-- START OF INFORMATION PROVIDED --

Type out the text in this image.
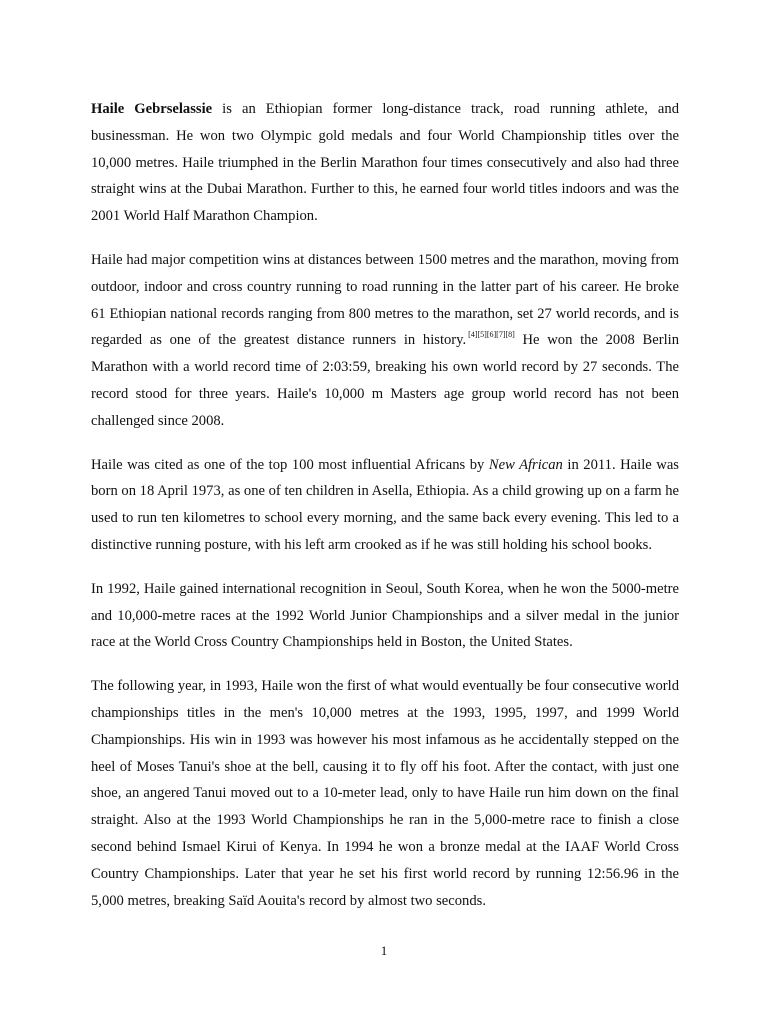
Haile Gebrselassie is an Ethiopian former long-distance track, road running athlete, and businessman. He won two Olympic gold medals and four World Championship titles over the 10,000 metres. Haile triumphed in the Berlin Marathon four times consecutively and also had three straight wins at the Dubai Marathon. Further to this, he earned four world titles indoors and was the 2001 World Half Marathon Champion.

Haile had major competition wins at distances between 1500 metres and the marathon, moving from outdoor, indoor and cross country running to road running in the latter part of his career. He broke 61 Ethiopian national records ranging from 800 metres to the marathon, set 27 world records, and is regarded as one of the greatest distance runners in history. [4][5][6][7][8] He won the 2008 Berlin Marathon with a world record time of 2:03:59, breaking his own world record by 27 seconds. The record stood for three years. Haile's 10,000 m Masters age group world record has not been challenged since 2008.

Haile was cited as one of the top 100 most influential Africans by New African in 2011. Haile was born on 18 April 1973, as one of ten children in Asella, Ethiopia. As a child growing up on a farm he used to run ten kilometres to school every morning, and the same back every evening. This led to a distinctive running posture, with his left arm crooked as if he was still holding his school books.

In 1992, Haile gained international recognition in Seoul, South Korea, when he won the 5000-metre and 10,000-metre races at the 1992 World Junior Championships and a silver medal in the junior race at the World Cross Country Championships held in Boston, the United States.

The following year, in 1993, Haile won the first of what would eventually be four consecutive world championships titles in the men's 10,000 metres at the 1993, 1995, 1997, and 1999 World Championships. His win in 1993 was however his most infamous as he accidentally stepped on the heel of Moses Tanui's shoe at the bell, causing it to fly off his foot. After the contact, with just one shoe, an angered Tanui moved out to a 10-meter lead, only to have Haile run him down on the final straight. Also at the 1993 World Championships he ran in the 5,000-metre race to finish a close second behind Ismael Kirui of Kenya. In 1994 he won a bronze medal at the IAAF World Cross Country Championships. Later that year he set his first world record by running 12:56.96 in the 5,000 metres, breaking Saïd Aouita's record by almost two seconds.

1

-- END OF INFORMATION PROVIDED --
-- START OF INFORMATION PROVIDED --

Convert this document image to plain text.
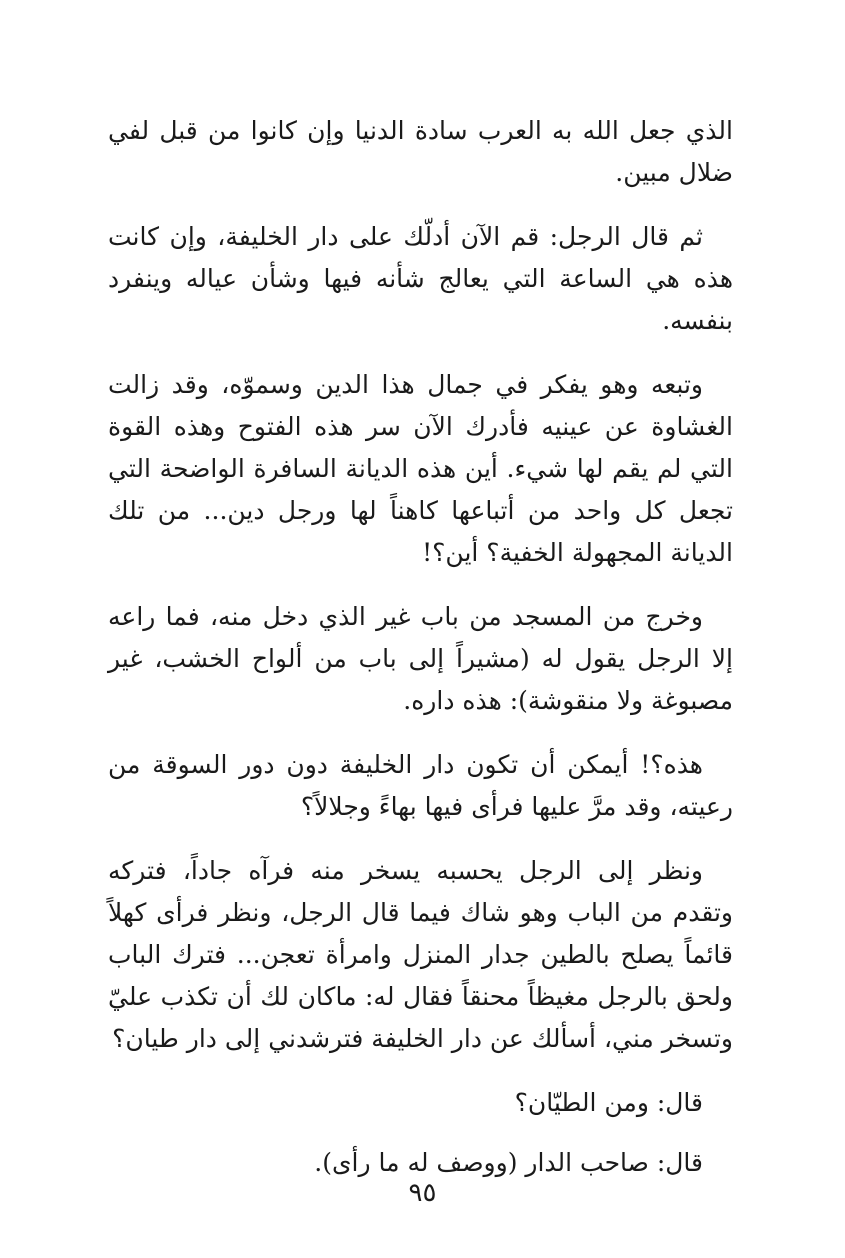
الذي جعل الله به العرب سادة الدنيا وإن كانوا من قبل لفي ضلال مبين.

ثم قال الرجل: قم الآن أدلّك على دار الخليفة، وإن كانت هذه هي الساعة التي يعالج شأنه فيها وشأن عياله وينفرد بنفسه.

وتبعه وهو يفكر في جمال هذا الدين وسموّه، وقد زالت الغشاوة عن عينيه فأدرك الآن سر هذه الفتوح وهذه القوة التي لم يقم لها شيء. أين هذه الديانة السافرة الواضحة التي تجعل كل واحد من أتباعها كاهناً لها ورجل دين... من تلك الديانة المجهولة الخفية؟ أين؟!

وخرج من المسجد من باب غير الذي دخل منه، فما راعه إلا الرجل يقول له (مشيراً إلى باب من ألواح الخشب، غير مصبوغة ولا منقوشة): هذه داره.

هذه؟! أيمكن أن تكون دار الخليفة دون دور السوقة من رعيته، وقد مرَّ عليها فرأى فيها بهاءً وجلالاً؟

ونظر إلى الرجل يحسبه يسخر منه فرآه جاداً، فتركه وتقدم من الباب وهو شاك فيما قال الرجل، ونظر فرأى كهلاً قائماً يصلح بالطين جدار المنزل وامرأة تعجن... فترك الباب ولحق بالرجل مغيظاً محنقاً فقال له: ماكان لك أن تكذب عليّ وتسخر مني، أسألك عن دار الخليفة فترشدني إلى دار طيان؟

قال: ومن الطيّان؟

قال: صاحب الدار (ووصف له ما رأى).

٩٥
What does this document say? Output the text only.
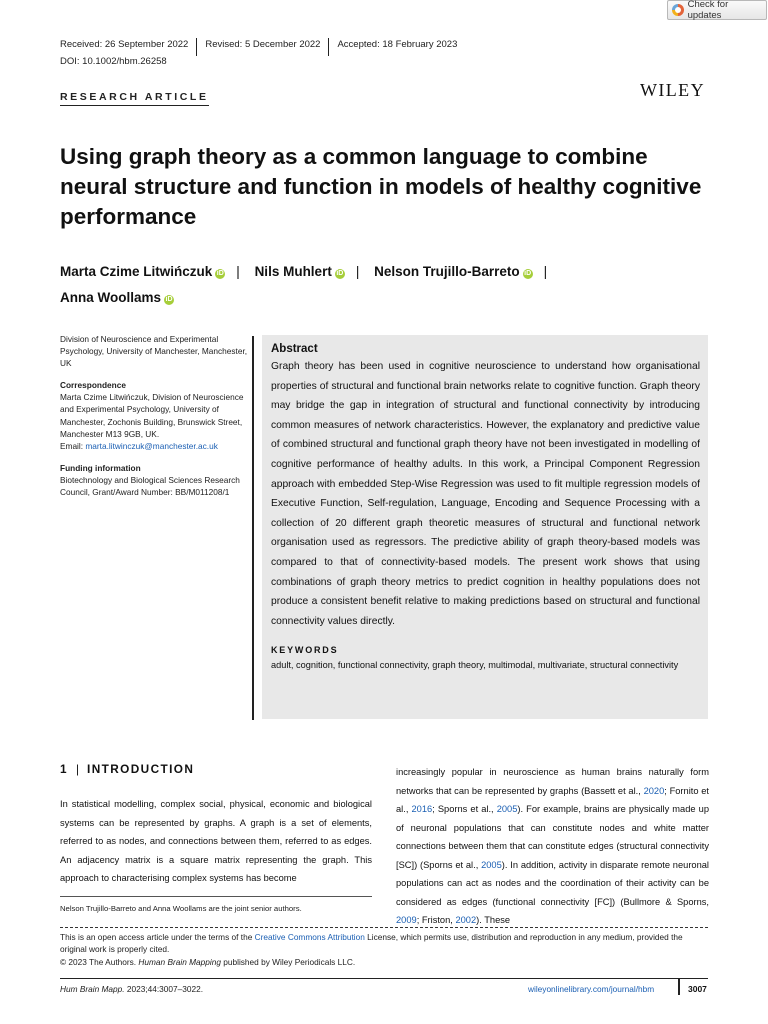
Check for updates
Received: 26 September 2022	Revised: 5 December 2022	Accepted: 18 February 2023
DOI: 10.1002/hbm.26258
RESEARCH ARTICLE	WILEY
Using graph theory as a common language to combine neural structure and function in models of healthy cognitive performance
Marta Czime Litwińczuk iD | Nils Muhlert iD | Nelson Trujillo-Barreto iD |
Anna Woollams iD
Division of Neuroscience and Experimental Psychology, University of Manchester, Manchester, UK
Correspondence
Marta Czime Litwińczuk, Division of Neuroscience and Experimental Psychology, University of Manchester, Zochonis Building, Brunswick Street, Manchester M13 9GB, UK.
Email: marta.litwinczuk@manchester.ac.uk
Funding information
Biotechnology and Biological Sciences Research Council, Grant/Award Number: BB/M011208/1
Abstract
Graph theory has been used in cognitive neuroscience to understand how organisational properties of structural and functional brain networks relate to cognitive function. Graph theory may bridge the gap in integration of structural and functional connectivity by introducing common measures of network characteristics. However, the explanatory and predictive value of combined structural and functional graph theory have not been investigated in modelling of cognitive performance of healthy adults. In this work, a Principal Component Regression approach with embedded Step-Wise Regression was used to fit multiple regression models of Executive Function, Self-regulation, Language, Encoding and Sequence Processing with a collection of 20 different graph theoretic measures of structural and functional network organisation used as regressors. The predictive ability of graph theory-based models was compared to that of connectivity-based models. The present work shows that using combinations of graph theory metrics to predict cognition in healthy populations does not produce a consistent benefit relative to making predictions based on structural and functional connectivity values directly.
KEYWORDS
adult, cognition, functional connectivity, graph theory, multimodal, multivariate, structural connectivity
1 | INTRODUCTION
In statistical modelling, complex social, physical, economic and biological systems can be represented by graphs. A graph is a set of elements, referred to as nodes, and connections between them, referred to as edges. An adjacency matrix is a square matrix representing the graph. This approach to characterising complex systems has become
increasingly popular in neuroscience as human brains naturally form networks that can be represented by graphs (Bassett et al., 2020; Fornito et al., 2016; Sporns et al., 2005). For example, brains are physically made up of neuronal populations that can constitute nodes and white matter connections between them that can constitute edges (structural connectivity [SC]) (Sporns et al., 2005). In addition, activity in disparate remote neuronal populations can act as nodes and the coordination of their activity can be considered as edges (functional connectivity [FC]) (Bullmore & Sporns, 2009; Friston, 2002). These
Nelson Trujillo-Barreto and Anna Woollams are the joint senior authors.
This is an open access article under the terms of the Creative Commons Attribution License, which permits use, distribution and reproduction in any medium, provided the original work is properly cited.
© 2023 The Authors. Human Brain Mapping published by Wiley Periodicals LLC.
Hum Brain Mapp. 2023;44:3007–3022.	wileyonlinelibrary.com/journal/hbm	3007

-- END OF INFORMATION PROVIDED --

* _PROBLEM TO WORK ON_
In the records, locate each line holding the string "الذي" and copy it.

* _ANSWER TO THE TASK_
الذي جعل الله به العرب سادة الدنيا وإن كانوا من قبل لفي ضلال مبين.
وخرج من المسجد من باب غير الذي دخل منه، فما راعه إلا الرجل يقول له (مشيراً إلى باب من ألواح الخشب، غير مصبوغة ولا منقوشة): هذه داره.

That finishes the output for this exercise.